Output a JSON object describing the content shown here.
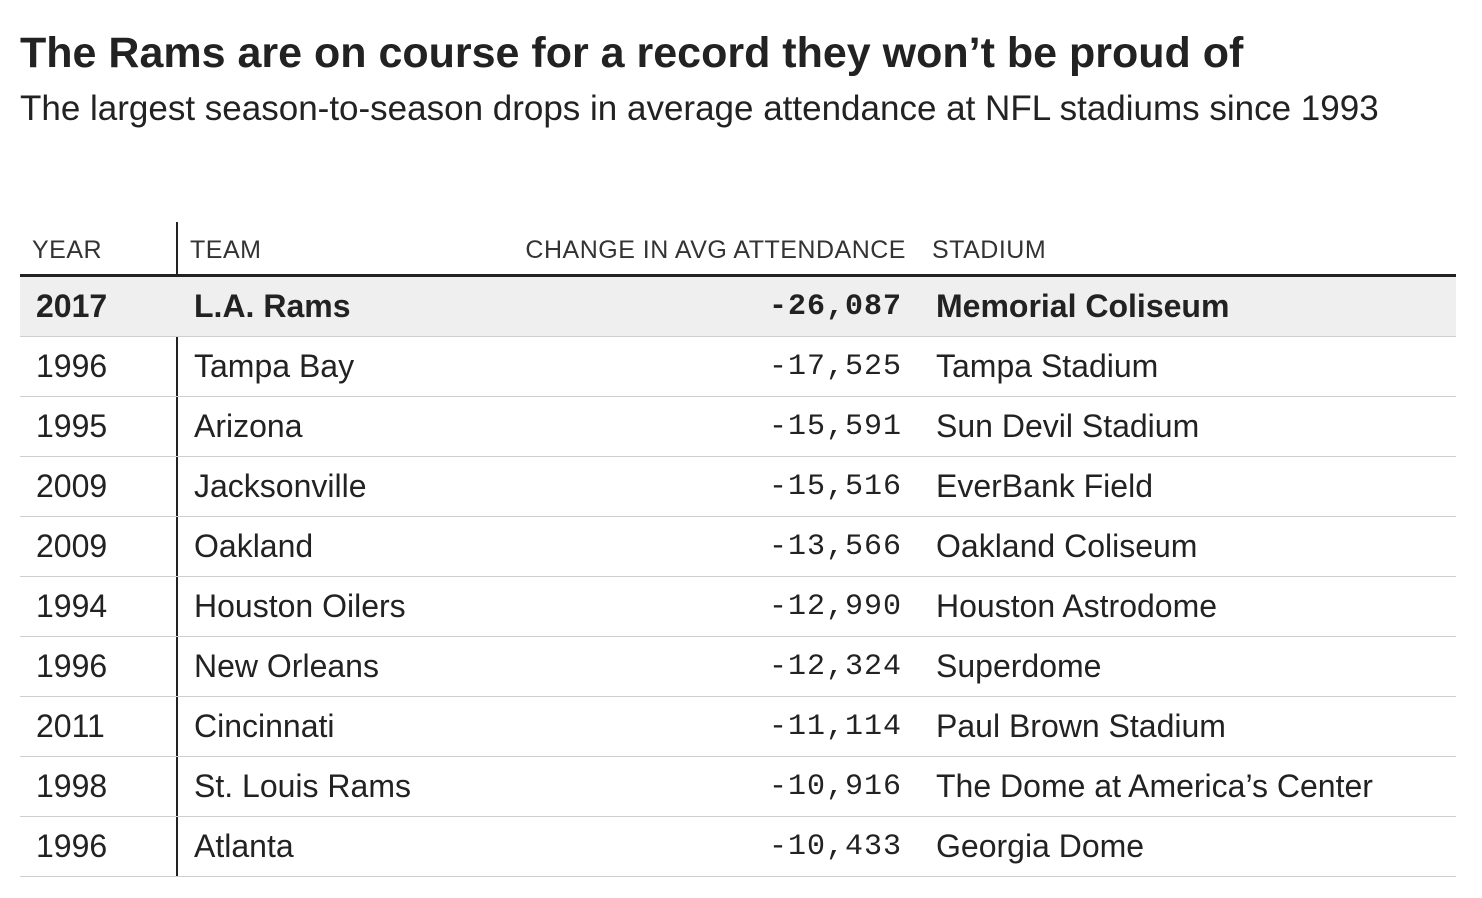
{
  "title": "The Rams are on course for a record they won’t be proud of",
  "subtitle": "The largest season-to-season drops in average attendance at NFL stadiums since 1993",
  "colors": {
    "text": "#222222",
    "highlight_row": "#efefef",
    "rule": "#222222",
    "row_divider": "#cfcfcf"
  },
  "chart_data": {
    "type": "table",
    "columns": [
      "YEAR",
      "TEAM",
      "CHANGE IN AVG ATTENDANCE",
      "STADIUM"
    ],
    "highlighted_row": 0,
    "rows": [
      {
        "year": "2017",
        "team": "L.A. Rams",
        "change": "-26,087",
        "stadium": "Memorial Coliseum"
      },
      {
        "year": "1996",
        "team": "Tampa Bay",
        "change": "-17,525",
        "stadium": "Tampa Stadium"
      },
      {
        "year": "1995",
        "team": "Arizona",
        "change": "-15,591",
        "stadium": "Sun Devil Stadium"
      },
      {
        "year": "2009",
        "team": "Jacksonville",
        "change": "-15,516",
        "stadium": "EverBank Field"
      },
      {
        "year": "2009",
        "team": "Oakland",
        "change": "-13,566",
        "stadium": "Oakland Coliseum"
      },
      {
        "year": "1994",
        "team": "Houston Oilers",
        "change": "-12,990",
        "stadium": "Houston Astrodome"
      },
      {
        "year": "1996",
        "team": "New Orleans",
        "change": "-12,324",
        "stadium": "Superdome"
      },
      {
        "year": "2011",
        "team": "Cincinnati",
        "change": "-11,114",
        "stadium": "Paul Brown Stadium"
      },
      {
        "year": "1998",
        "team": "St. Louis Rams",
        "change": "-10,916",
        "stadium": "The Dome at America’s Center"
      },
      {
        "year": "1996",
        "team": "Atlanta",
        "change": "-10,433",
        "stadium": "Georgia Dome"
      }
    ]
  }
}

----------------------------------------

What you will do
Each record should be quoted exactly, with the images omitted.

Exercise result
Output a JSON object describing the content shown here.
{
  "title": "The Rams are on course for a record they won’t be proud of",
  "subtitle": "The largest season-to-season drops in average attendance at NFL stadiums since 1993",
  "colors": {
    "text": "#222222",
    "highlight_row": "#efefef",
    "rule": "#222222",
    "row_divider": "#cfcfcf"
  },
  "chart_data": {
    "type": "table",
    "columns": [
      "YEAR",
      "TEAM",
      "CHANGE IN AVG ATTENDANCE",
      "STADIUM"
    ],
    "highlighted_row": 0,
    "rows": [
      {
        "year": "2017",
        "team": "L.A. Rams",
        "change": "-26,087",
        "stadium": "Memorial Coliseum"
      },
      {
        "year": "1996",
        "team": "Tampa Bay",
        "change": "-17,525",
        "stadium": "Tampa Stadium"
      },
      {
        "year": "1995",
        "team": "Arizona",
        "change": "-15,591",
        "stadium": "Sun Devil Stadium"
      },
      {
        "year": "2009",
        "team": "Jacksonville",
        "change": "-15,516",
        "stadium": "EverBank Field"
      },
      {
        "year": "2009",
        "team": "Oakland",
        "change": "-13,566",
        "stadium": "Oakland Coliseum"
      },
      {
        "year": "1994",
        "team": "Houston Oilers",
        "change": "-12,990",
        "stadium": "Houston Astrodome"
      },
      {
        "year": "1996",
        "team": "New Orleans",
        "change": "-12,324",
        "stadium": "Superdome"
      },
      {
        "year": "2011",
        "team": "Cincinnati",
        "change": "-11,114",
        "stadium": "Paul Brown Stadium"
      },
      {
        "year": "1998",
        "team": "St. Louis Rams",
        "change": "-10,916",
        "stadium": "The Dome at America’s Center"
      },
      {
        "year": "1996",
        "team": "Atlanta",
        "change": "-10,433",
        "stadium": "Georgia Dome"
      }
    ]
  }
}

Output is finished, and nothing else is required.